DATA LISTING:
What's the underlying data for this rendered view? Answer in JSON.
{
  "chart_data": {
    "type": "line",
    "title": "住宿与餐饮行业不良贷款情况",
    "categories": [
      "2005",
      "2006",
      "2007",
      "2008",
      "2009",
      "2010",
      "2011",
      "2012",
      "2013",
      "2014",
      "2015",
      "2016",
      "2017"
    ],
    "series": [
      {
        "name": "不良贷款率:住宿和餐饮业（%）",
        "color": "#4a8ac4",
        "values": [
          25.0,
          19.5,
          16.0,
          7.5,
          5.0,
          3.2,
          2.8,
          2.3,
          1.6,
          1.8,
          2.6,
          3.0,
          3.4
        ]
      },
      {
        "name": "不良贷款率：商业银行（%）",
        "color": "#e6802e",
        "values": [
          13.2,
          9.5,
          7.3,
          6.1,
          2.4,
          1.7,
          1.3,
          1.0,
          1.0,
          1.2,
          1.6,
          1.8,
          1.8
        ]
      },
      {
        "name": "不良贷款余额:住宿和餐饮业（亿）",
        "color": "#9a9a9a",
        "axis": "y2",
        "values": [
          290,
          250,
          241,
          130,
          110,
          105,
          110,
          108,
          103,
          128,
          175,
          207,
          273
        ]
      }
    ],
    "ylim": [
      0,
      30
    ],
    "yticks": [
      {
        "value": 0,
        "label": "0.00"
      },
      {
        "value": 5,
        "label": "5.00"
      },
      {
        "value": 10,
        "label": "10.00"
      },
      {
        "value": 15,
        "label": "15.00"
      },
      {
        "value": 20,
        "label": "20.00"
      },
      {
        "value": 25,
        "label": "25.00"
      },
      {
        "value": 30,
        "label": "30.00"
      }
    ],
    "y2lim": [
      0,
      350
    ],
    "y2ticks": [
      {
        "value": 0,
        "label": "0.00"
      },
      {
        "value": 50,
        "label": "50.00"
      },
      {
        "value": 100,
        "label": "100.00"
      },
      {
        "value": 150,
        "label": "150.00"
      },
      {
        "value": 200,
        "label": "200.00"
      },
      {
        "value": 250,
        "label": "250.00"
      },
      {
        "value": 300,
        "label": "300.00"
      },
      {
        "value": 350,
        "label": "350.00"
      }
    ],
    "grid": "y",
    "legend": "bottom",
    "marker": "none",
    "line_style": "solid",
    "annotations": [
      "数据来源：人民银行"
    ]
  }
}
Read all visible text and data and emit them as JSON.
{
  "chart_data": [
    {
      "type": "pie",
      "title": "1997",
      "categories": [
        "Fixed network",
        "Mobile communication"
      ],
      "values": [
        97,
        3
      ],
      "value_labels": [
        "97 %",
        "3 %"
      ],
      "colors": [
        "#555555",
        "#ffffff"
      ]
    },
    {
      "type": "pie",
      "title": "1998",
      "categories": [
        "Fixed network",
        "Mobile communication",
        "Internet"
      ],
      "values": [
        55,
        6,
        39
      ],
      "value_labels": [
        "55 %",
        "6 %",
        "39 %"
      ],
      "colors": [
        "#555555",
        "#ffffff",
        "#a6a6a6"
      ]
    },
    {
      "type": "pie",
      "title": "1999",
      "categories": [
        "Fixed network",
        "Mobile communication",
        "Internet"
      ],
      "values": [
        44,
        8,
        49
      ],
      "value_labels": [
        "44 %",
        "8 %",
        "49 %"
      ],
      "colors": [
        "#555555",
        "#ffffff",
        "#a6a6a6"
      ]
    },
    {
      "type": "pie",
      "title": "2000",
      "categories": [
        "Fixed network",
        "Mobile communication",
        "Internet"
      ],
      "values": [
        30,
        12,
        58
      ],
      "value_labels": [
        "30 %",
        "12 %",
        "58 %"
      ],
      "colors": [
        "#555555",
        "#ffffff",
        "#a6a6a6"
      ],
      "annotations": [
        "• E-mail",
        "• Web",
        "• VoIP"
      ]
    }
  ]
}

WHAT TO WORK ON:
Reproduce every record above exactly as it appears.

TASK OUTPUT:
What's the underlying data for this rendered view? Answer in JSON.
{
  "chart_data": {
    "type": "line",
    "title": "住宿与餐饮行业不良贷款情况",
    "categories": [
      "2005",
      "2006",
      "2007",
      "2008",
      "2009",
      "2010",
      "2011",
      "2012",
      "2013",
      "2014",
      "2015",
      "2016",
      "2017"
    ],
    "series": [
      {
        "name": "不良贷款率:住宿和餐饮业（%）",
        "color": "#4a8ac4",
        "values": [
          25.0,
          19.5,
          16.0,
          7.5,
          5.0,
          3.2,
          2.8,
          2.3,
          1.6,
          1.8,
          2.6,
          3.0,
          3.4
        ]
      },
      {
        "name": "不良贷款率：商业银行（%）",
        "color": "#e6802e",
        "values": [
          13.2,
          9.5,
          7.3,
          6.1,
          2.4,
          1.7,
          1.3,
          1.0,
          1.0,
          1.2,
          1.6,
          1.8,
          1.8
        ]
      },
      {
        "name": "不良贷款余额:住宿和餐饮业（亿）",
        "color": "#9a9a9a",
        "axis": "y2",
        "values": [
          290,
          250,
          241,
          130,
          110,
          105,
          110,
          108,
          103,
          128,
          175,
          207,
          273
        ]
      }
    ],
    "ylim": [
      0,
      30
    ],
    "yticks": [
      {
        "value": 0,
        "label": "0.00"
      },
      {
        "value": 5,
        "label": "5.00"
      },
      {
        "value": 10,
        "label": "10.00"
      },
      {
        "value": 15,
        "label": "15.00"
      },
      {
        "value": 20,
        "label": "20.00"
      },
      {
        "value": 25,
        "label": "25.00"
      },
      {
        "value": 30,
        "label": "30.00"
      }
    ],
    "y2lim": [
      0,
      350
    ],
    "y2ticks": [
      {
        "value": 0,
        "label": "0.00"
      },
      {
        "value": 50,
        "label": "50.00"
      },
      {
        "value": 100,
        "label": "100.00"
      },
      {
        "value": 150,
        "label": "150.00"
      },
      {
        "value": 200,
        "label": "200.00"
      },
      {
        "value": 250,
        "label": "250.00"
      },
      {
        "value": 300,
        "label": "300.00"
      },
      {
        "value": 350,
        "label": "350.00"
      }
    ],
    "grid": "y",
    "legend": "bottom",
    "marker": "none",
    "line_style": "solid",
    "annotations": [
      "数据来源：人民银行"
    ]
  }
}
Read all visible text and data and emit them as JSON.
{
  "chart_data": [
    {
      "type": "pie",
      "title": "1997",
      "categories": [
        "Fixed network",
        "Mobile communication"
      ],
      "values": [
        97,
        3
      ],
      "value_labels": [
        "97 %",
        "3 %"
      ],
      "colors": [
        "#555555",
        "#ffffff"
      ]
    },
    {
      "type": "pie",
      "title": "1998",
      "categories": [
        "Fixed network",
        "Mobile communication",
        "Internet"
      ],
      "values": [
        55,
        6,
        39
      ],
      "value_labels": [
        "55 %",
        "6 %",
        "39 %"
      ],
      "colors": [
        "#555555",
        "#ffffff",
        "#a6a6a6"
      ]
    },
    {
      "type": "pie",
      "title": "1999",
      "categories": [
        "Fixed network",
        "Mobile communication",
        "Internet"
      ],
      "values": [
        44,
        8,
        49
      ],
      "value_labels": [
        "44 %",
        "8 %",
        "49 %"
      ],
      "colors": [
        "#555555",
        "#ffffff",
        "#a6a6a6"
      ]
    },
    {
      "type": "pie",
      "title": "2000",
      "categories": [
        "Fixed network",
        "Mobile communication",
        "Internet"
      ],
      "values": [
        30,
        12,
        58
      ],
      "value_labels": [
        "30 %",
        "12 %",
        "58 %"
      ],
      "colors": [
        "#555555",
        "#ffffff",
        "#a6a6a6"
      ],
      "annotations": [
        "• E-mail",
        "• Web",
        "• VoIP"
      ]
    }
  ]
}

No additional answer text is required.